(Entries with figure data)
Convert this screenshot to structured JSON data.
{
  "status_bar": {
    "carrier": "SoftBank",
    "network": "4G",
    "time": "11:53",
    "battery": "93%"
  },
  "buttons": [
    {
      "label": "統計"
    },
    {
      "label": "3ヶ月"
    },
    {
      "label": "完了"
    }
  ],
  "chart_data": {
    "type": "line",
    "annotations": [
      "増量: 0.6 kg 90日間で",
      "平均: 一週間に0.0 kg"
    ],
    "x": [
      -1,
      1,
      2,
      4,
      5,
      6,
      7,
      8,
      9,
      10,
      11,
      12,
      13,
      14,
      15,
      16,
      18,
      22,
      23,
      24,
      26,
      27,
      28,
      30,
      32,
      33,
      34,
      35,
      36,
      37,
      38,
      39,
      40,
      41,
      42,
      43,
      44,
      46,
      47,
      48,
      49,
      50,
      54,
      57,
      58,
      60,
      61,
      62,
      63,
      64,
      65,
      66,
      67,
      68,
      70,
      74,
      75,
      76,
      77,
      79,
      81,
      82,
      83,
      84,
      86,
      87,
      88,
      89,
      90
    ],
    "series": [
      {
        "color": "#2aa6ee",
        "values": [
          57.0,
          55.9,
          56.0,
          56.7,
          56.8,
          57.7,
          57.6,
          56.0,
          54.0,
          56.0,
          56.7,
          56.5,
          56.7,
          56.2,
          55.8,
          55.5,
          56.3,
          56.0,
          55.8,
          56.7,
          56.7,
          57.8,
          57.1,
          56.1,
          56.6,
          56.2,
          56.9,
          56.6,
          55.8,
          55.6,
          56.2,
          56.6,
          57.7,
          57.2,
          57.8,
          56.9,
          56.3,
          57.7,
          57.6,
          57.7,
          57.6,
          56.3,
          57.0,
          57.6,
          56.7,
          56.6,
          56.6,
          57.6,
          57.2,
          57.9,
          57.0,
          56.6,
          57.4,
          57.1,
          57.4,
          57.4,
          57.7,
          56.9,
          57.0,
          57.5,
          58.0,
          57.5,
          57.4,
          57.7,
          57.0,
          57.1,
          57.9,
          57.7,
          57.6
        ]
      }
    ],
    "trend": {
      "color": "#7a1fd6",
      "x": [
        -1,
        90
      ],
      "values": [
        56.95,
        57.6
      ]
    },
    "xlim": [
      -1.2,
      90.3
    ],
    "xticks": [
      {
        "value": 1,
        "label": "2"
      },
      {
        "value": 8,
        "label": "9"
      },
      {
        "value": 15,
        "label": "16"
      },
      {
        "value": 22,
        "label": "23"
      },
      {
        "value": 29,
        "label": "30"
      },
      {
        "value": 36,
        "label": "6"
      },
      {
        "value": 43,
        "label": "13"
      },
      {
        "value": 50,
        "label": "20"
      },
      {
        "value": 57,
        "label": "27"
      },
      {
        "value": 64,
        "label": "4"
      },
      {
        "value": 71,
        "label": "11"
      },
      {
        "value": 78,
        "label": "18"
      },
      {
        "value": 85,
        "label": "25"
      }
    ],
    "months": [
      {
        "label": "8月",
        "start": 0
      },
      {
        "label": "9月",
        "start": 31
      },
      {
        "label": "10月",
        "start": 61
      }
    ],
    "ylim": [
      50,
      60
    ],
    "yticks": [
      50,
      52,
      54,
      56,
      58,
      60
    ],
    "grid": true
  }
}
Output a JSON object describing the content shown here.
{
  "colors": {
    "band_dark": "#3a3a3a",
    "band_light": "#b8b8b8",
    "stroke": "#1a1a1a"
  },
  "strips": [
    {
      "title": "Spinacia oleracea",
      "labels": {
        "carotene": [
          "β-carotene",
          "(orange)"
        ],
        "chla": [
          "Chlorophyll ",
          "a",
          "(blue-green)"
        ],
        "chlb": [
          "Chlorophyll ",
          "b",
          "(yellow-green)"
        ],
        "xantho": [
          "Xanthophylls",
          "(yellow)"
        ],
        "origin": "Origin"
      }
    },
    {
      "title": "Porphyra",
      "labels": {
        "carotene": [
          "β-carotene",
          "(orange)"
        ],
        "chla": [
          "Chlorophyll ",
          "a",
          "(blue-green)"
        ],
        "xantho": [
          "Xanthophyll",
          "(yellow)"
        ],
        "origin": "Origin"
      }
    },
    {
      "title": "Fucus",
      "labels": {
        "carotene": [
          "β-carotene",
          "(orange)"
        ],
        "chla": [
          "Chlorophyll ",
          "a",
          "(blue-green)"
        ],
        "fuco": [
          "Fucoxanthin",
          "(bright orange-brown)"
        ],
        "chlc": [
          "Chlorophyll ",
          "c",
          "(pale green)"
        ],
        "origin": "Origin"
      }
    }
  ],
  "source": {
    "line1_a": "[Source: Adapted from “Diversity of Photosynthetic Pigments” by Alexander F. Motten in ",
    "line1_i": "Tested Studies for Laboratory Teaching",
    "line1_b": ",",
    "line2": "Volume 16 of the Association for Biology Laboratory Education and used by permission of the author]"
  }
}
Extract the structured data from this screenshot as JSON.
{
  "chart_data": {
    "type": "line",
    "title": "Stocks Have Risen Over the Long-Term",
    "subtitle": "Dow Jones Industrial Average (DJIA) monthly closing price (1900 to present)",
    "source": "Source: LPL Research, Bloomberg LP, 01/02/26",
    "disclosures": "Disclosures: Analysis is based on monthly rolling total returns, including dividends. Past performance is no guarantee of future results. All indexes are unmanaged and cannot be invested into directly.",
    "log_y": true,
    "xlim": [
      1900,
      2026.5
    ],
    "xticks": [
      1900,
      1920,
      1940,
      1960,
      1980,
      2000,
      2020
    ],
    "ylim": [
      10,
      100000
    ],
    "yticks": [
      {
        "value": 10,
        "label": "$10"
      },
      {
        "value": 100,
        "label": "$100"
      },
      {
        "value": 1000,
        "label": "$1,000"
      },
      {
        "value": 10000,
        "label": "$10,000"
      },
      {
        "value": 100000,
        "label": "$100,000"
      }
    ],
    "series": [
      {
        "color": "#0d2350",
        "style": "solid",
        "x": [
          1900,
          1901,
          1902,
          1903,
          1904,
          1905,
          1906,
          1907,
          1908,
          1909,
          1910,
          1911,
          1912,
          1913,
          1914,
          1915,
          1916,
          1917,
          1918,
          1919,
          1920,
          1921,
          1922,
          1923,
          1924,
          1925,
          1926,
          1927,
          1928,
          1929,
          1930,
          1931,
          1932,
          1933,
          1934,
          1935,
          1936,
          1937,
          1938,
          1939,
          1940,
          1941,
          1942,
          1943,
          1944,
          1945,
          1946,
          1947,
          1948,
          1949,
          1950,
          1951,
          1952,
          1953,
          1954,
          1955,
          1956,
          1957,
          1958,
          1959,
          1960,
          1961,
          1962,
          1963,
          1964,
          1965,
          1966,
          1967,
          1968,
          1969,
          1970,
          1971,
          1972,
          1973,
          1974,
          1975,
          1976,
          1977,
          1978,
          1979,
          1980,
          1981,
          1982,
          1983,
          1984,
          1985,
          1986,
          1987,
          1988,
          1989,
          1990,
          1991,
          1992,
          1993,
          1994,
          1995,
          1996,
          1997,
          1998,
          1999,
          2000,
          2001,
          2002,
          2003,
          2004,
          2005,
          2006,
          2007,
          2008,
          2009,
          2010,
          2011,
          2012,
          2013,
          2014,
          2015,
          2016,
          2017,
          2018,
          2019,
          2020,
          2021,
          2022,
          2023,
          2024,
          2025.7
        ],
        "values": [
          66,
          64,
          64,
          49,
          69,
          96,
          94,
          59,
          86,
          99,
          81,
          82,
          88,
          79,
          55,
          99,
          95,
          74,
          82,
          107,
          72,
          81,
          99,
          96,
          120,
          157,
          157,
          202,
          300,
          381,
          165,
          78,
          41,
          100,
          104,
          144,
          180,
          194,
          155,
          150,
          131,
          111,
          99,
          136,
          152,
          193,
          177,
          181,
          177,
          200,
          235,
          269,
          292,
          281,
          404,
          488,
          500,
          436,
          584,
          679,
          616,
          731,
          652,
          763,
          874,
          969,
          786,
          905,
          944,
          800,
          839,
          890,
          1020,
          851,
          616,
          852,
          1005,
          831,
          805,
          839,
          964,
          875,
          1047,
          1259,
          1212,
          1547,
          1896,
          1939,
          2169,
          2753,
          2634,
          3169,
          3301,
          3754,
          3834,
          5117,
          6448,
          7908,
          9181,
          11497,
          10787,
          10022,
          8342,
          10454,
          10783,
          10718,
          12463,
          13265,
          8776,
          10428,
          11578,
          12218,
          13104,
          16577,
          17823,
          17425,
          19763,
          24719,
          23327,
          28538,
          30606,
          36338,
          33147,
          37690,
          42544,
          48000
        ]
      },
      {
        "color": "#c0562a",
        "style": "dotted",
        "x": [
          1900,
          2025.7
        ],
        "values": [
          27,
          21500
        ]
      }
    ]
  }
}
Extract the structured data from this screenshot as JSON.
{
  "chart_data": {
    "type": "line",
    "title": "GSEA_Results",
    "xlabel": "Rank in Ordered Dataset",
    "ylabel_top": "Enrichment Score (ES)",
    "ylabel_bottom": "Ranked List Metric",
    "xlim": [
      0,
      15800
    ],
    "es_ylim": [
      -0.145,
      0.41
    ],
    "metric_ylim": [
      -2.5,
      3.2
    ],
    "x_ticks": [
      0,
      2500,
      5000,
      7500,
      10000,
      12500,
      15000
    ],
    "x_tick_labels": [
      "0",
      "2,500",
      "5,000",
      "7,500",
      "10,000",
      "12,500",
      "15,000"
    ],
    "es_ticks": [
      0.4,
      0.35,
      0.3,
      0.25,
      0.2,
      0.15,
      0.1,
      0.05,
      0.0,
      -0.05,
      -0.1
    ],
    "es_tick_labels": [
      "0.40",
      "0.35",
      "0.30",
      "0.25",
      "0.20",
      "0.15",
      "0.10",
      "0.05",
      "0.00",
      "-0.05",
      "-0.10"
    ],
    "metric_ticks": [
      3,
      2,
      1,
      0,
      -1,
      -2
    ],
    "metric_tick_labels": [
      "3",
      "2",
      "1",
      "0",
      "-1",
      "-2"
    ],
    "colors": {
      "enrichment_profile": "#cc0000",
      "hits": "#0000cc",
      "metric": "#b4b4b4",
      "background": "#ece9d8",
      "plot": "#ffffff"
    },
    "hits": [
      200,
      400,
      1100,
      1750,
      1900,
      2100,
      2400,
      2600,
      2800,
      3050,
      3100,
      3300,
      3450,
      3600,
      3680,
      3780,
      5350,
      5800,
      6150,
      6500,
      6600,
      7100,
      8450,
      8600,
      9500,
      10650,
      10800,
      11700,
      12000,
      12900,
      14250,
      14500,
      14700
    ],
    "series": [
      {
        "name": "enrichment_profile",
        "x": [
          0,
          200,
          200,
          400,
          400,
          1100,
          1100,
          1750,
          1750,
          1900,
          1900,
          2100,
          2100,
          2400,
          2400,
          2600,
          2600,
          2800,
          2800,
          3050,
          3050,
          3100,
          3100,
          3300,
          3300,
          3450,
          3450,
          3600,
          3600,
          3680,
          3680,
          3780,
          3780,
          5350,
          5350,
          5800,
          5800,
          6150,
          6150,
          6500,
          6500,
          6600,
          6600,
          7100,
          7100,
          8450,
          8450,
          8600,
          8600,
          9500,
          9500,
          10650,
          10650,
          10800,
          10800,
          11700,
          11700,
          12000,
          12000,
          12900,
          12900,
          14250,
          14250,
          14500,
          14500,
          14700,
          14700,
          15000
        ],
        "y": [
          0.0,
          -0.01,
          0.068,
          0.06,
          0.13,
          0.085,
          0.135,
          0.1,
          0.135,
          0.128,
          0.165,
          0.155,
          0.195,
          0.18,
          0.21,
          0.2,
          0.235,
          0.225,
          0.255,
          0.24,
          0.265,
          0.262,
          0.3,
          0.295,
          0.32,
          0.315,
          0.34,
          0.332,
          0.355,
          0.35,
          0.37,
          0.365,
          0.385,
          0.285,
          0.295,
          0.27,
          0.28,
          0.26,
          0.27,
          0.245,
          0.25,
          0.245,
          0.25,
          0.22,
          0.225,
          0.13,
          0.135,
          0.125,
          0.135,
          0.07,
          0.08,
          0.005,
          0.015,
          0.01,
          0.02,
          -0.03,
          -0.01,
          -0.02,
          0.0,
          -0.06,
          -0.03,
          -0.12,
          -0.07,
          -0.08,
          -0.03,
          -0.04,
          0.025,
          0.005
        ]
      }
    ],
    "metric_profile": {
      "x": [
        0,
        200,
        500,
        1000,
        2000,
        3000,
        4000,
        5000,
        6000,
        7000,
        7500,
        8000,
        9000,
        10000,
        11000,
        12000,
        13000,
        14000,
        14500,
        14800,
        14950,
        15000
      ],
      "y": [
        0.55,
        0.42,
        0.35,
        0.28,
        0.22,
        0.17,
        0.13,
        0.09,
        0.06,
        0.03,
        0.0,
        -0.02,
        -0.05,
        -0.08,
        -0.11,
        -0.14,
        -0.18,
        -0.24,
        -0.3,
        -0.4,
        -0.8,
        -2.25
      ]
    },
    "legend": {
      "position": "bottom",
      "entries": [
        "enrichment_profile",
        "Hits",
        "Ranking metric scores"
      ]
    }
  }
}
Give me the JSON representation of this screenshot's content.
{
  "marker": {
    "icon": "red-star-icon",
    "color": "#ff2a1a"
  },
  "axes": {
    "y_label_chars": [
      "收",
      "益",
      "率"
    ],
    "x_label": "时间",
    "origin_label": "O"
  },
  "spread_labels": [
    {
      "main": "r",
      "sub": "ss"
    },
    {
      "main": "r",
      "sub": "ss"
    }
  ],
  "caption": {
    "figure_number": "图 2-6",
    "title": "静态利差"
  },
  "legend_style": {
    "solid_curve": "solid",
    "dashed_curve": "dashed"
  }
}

PROBLEM DETAILS:
Take the line with "Give me the" and all lines after it through the end of the records, and write them out exactly; include nothing else.

WRITTEN SOLUTION:
Give me the JSON representation of this screenshot's content.
{
  "marker": {
    "icon": "red-star-icon",
    "color": "#ff2a1a"
  },
  "axes": {
    "y_label_chars": [
      "收",
      "益",
      "率"
    ],
    "x_label": "时间",
    "origin_label": "O"
  },
  "spread_labels": [
    {
      "main": "r",
      "sub": "ss"
    },
    {
      "main": "r",
      "sub": "ss"
    }
  ],
  "caption": {
    "figure_number": "图 2-6",
    "title": "静态利差"
  },
  "legend_style": {
    "solid_curve": "solid",
    "dashed_curve": "dashed"
  }
}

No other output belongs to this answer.